Given task
Lift out all lines below that contain "content".

+++++

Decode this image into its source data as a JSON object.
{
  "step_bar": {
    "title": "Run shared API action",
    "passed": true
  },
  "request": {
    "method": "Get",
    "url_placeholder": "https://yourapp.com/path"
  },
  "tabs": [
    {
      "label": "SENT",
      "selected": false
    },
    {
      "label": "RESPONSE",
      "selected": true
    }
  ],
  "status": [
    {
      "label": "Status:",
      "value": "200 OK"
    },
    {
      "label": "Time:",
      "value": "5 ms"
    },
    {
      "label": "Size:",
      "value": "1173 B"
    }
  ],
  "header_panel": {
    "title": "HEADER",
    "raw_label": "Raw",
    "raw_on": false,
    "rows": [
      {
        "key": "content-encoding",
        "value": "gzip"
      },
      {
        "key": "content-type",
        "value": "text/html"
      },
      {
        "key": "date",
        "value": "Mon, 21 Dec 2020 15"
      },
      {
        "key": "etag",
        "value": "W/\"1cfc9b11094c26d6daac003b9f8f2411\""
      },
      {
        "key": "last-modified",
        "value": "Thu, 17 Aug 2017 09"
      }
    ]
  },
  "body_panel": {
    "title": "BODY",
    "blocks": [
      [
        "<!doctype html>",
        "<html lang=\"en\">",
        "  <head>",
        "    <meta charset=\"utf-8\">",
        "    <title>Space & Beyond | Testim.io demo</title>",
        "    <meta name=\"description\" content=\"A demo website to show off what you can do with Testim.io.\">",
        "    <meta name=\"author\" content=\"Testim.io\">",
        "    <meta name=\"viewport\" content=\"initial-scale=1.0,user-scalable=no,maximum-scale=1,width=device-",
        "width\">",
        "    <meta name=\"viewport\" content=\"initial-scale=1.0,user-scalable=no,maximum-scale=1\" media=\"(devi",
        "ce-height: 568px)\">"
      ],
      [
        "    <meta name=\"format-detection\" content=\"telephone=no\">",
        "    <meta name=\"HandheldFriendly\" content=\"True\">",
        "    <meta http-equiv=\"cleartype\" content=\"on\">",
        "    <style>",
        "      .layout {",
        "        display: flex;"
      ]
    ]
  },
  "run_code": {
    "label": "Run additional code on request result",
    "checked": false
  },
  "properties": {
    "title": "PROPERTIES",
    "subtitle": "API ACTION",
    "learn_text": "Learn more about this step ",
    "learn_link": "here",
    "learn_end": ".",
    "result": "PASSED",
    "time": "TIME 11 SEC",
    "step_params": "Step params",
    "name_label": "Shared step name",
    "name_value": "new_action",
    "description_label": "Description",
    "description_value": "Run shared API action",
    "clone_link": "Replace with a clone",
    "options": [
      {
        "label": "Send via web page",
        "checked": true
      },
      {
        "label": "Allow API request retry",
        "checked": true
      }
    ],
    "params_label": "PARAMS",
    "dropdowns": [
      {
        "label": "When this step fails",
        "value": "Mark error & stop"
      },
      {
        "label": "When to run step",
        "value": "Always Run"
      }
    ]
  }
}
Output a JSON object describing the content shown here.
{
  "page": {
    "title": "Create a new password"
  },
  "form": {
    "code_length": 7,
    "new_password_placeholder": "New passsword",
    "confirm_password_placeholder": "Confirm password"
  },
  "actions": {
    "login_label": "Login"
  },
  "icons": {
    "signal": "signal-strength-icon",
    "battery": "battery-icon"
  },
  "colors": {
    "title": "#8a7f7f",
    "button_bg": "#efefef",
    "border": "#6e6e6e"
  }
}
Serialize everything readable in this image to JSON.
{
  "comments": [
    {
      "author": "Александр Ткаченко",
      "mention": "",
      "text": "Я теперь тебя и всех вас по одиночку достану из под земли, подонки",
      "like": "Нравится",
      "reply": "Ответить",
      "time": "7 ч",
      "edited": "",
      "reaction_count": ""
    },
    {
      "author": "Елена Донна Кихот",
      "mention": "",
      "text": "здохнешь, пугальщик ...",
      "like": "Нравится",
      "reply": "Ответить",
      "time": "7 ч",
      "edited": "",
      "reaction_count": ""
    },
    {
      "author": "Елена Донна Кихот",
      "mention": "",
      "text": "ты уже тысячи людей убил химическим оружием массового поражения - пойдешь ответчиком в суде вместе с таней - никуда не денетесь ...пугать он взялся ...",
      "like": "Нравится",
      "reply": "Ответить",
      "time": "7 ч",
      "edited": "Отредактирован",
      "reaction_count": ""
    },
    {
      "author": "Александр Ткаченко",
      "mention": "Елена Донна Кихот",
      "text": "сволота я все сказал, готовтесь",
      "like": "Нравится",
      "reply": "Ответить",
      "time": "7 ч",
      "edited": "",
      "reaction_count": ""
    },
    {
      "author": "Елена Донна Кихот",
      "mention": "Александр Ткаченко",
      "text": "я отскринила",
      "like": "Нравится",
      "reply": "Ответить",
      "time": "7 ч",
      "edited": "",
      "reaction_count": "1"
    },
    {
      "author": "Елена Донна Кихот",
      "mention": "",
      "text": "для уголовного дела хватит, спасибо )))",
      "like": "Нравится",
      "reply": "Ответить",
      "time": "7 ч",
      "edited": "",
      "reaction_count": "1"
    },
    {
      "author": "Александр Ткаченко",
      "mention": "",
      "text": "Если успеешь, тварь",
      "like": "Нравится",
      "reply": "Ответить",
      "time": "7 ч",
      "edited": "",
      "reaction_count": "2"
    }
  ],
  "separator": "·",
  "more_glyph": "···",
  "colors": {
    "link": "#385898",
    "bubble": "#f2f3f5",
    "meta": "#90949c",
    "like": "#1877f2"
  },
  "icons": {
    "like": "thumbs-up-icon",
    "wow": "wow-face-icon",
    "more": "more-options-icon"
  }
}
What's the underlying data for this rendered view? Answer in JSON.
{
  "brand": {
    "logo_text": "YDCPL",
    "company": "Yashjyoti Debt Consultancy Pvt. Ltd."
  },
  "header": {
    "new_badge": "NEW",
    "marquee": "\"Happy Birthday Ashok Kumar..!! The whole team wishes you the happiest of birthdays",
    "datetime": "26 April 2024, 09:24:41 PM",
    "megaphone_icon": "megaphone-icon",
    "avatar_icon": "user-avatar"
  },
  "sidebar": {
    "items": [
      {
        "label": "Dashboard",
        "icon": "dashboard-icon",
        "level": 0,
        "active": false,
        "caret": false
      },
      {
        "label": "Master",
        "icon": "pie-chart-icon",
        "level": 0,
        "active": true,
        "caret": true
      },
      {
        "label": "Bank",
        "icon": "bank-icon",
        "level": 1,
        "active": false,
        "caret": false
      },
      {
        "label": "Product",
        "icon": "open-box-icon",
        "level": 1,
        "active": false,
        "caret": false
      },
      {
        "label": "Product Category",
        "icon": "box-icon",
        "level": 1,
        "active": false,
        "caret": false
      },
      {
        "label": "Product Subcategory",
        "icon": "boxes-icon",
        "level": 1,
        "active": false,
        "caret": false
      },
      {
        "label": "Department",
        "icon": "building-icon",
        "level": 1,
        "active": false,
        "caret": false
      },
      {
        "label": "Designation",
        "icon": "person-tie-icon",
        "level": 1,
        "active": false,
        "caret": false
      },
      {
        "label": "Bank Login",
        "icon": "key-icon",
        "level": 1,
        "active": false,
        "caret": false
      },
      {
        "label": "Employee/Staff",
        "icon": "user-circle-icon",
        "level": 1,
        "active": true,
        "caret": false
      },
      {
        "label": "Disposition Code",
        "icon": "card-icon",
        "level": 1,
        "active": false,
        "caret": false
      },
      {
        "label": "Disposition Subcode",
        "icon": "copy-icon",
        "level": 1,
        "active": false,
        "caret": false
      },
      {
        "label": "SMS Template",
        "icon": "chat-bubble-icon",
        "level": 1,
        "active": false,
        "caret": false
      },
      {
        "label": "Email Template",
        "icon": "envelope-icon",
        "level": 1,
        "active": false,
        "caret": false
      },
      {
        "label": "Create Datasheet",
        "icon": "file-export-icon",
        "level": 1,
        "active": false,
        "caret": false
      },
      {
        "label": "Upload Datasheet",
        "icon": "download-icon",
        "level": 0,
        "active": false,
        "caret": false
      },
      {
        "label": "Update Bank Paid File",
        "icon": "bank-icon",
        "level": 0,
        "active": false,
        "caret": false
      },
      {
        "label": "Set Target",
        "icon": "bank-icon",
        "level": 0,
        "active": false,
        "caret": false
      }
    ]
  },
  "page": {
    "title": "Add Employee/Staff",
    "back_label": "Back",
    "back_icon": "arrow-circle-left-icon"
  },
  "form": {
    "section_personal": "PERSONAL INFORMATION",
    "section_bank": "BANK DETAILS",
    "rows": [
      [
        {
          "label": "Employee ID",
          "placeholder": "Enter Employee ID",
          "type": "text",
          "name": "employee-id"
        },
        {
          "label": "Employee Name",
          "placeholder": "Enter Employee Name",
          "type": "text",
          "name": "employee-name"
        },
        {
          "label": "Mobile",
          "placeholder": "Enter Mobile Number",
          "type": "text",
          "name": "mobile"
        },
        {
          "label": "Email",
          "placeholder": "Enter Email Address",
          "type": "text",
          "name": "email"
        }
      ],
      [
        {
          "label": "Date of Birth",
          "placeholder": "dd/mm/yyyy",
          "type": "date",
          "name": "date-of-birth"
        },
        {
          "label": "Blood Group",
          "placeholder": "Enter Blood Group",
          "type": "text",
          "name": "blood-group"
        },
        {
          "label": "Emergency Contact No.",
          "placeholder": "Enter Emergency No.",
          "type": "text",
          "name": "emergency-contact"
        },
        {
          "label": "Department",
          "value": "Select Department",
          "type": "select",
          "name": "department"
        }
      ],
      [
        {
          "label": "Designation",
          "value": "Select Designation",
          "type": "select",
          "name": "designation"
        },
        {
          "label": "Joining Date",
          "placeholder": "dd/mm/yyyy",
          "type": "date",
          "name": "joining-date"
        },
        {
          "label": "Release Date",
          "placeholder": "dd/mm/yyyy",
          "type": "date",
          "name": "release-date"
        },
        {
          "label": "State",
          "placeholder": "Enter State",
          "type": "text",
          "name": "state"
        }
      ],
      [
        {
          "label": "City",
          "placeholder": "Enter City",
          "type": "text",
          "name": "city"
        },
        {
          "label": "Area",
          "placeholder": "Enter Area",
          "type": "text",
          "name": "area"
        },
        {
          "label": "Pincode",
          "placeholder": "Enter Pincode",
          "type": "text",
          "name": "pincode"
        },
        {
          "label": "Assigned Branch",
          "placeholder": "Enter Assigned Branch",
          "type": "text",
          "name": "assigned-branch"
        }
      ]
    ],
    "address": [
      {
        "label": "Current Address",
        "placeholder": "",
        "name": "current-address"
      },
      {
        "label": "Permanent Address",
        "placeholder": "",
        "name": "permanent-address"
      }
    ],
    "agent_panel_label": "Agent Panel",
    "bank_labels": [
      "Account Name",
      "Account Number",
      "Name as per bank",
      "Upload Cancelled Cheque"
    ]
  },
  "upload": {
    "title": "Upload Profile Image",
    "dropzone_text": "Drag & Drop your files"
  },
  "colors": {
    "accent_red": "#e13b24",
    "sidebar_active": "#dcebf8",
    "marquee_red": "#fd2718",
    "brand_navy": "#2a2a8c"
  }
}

+++++

The response
        "key": "content-encoding",
        "key": "content-type",
        "    <meta name=\"description\" content=\"A demo website to show off what you can do with Testim.io.\">",
        "    <meta name=\"author\" content=\"Testim.io\">",
        "    <meta name=\"viewport\" content=\"initial-scale=1.0,user-scalable=no,maximum-scale=1,width=device-",
        "    <meta name=\"viewport\" content=\"initial-scale=1.0,user-scalable=no,maximum-scale=1\" media=\"(devi",
        "    <meta name=\"format-detection\" content=\"telephone=no\">",
        "    <meta name=\"HandheldFriendly\" content=\"True\">",
        "    <meta http-equiv=\"cleartype\" content=\"on\">",
Output a JSON object describing the content shown here.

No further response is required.